[Recorded data]:

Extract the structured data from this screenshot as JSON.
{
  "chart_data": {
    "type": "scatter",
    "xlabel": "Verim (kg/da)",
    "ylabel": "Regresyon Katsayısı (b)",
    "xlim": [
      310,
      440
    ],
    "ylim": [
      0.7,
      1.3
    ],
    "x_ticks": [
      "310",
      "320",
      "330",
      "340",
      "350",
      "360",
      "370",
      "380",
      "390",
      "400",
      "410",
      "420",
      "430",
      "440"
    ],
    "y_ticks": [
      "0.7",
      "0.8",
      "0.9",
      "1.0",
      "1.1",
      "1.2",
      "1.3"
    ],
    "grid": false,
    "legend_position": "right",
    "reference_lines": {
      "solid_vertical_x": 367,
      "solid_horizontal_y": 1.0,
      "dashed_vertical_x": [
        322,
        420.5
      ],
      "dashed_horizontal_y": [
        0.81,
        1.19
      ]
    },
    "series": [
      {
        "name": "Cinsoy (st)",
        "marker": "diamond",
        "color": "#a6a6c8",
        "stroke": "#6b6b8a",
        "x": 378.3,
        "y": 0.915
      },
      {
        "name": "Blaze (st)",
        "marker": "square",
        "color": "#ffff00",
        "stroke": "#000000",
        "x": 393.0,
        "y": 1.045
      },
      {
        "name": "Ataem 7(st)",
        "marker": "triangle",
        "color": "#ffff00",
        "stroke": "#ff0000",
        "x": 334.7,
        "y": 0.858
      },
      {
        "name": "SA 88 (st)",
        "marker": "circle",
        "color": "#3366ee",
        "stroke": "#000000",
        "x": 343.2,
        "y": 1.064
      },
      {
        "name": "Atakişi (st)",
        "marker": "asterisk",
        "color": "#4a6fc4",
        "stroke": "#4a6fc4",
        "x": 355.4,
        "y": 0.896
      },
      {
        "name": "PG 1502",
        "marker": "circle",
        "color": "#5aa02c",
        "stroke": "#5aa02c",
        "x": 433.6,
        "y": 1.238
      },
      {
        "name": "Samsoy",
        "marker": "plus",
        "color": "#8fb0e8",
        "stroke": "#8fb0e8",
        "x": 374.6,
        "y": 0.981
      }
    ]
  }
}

[Instructions for the task]:
Track down every line with the word "name" and copy it.

[Written solution]:
        "name": "Cinsoy (st)",
        "name": "Blaze (st)",
        "name": "Ataem 7(st)",
        "name": "SA 88 (st)",
        "name": "Atakişi (st)",
        "name": "PG 1502",
        "name": "Samsoy",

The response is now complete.